Dataset excerpts:
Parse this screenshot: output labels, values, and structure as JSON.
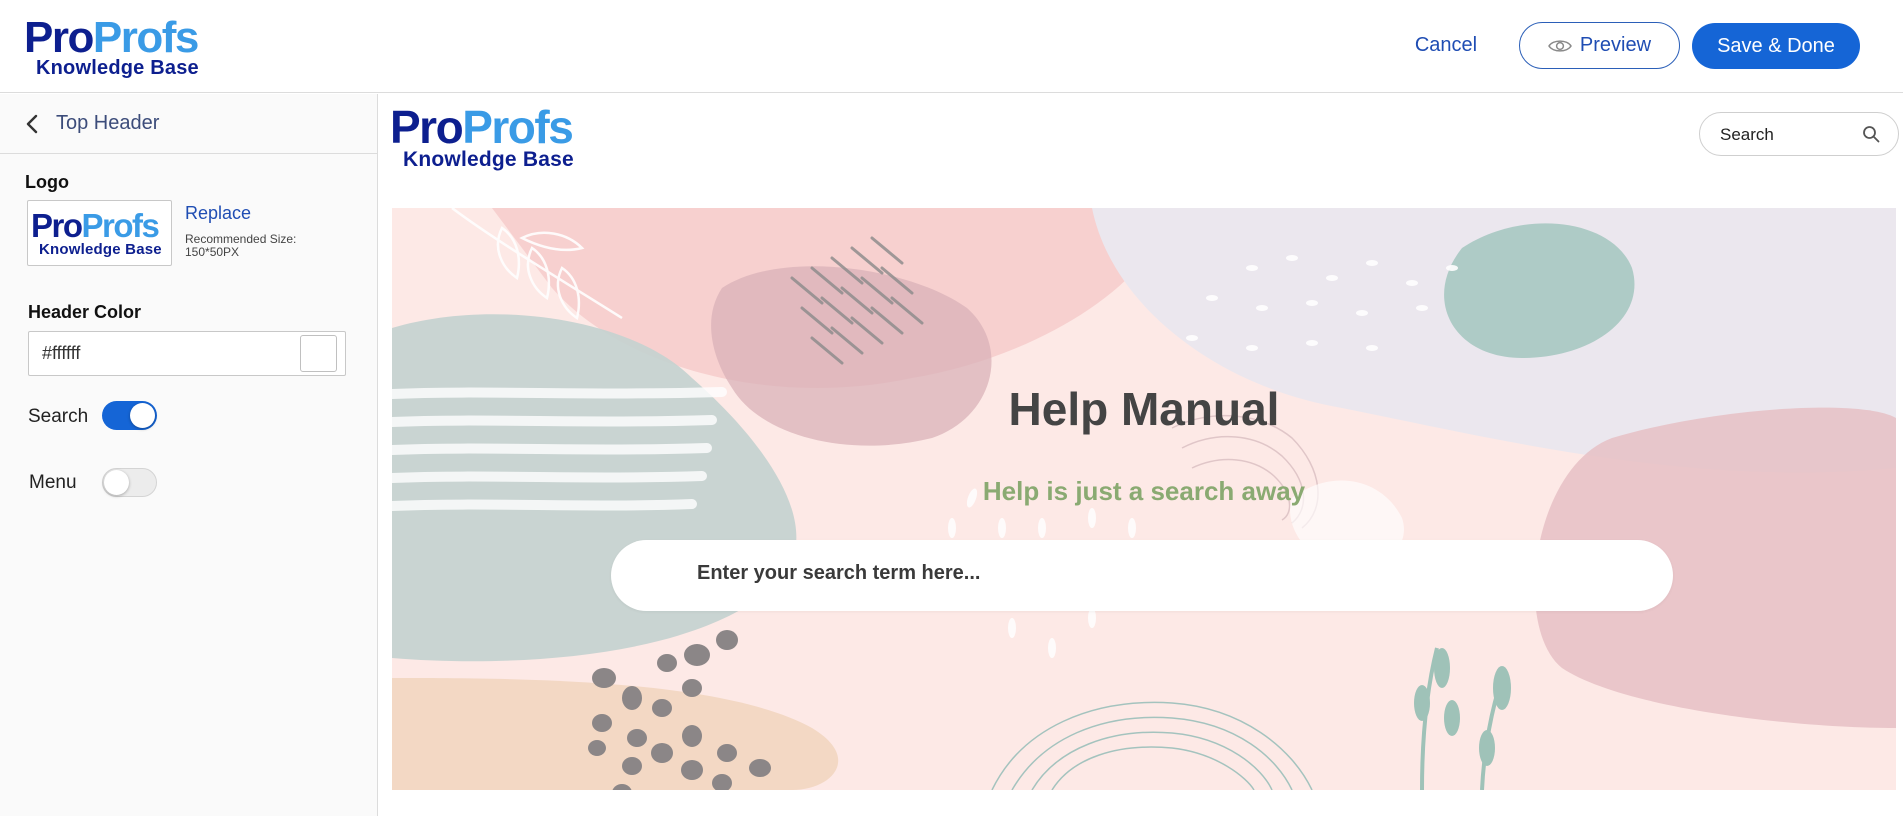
{
  "brand": {
    "logo_pro": "Pro",
    "logo_profs": "Profs",
    "logo_sub": "Knowledge Base"
  },
  "toolbar": {
    "cancel_label": "Cancel",
    "preview_label": "Preview",
    "save_label": "Save & Done"
  },
  "sidebar": {
    "back_label": "Top Header",
    "logo_section": "Logo",
    "replace_label": "Replace",
    "recommended_size": "Recommended Size: 150*50PX",
    "header_color_label": "Header Color",
    "header_color_value": "#ffffff",
    "search_label": "Search",
    "search_enabled": true,
    "menu_label": "Menu",
    "menu_enabled": false
  },
  "preview": {
    "search_placeholder": "Search",
    "hero_title": "Help Manual",
    "hero_subtitle": "Help is just a search away",
    "hero_search_placeholder": "Enter your search term here..."
  },
  "colors": {
    "accent": "#1565d6",
    "link": "#1f4db3",
    "logo_dark": "#0d1f8f",
    "logo_light": "#3a9be6",
    "subtitle": "#8aaa72"
  },
  "icons": {
    "back": "chevron-left-icon",
    "preview": "eye-icon",
    "search": "search-icon"
  }
}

### Task brief:
The data above needs to be retyped exactly, with the images left out.

### Result of the task:
Parse this screenshot: output labels, values, and structure as JSON.
{
  "brand": {
    "logo_pro": "Pro",
    "logo_profs": "Profs",
    "logo_sub": "Knowledge Base"
  },
  "toolbar": {
    "cancel_label": "Cancel",
    "preview_label": "Preview",
    "save_label": "Save & Done"
  },
  "sidebar": {
    "back_label": "Top Header",
    "logo_section": "Logo",
    "replace_label": "Replace",
    "recommended_size": "Recommended Size: 150*50PX",
    "header_color_label": "Header Color",
    "header_color_value": "#ffffff",
    "search_label": "Search",
    "search_enabled": true,
    "menu_label": "Menu",
    "menu_enabled": false
  },
  "preview": {
    "search_placeholder": "Search",
    "hero_title": "Help Manual",
    "hero_subtitle": "Help is just a search away",
    "hero_search_placeholder": "Enter your search term here..."
  },
  "colors": {
    "accent": "#1565d6",
    "link": "#1f4db3",
    "logo_dark": "#0d1f8f",
    "logo_light": "#3a9be6",
    "subtitle": "#8aaa72"
  },
  "icons": {
    "back": "chevron-left-icon",
    "preview": "eye-icon",
    "search": "search-icon"
  }
}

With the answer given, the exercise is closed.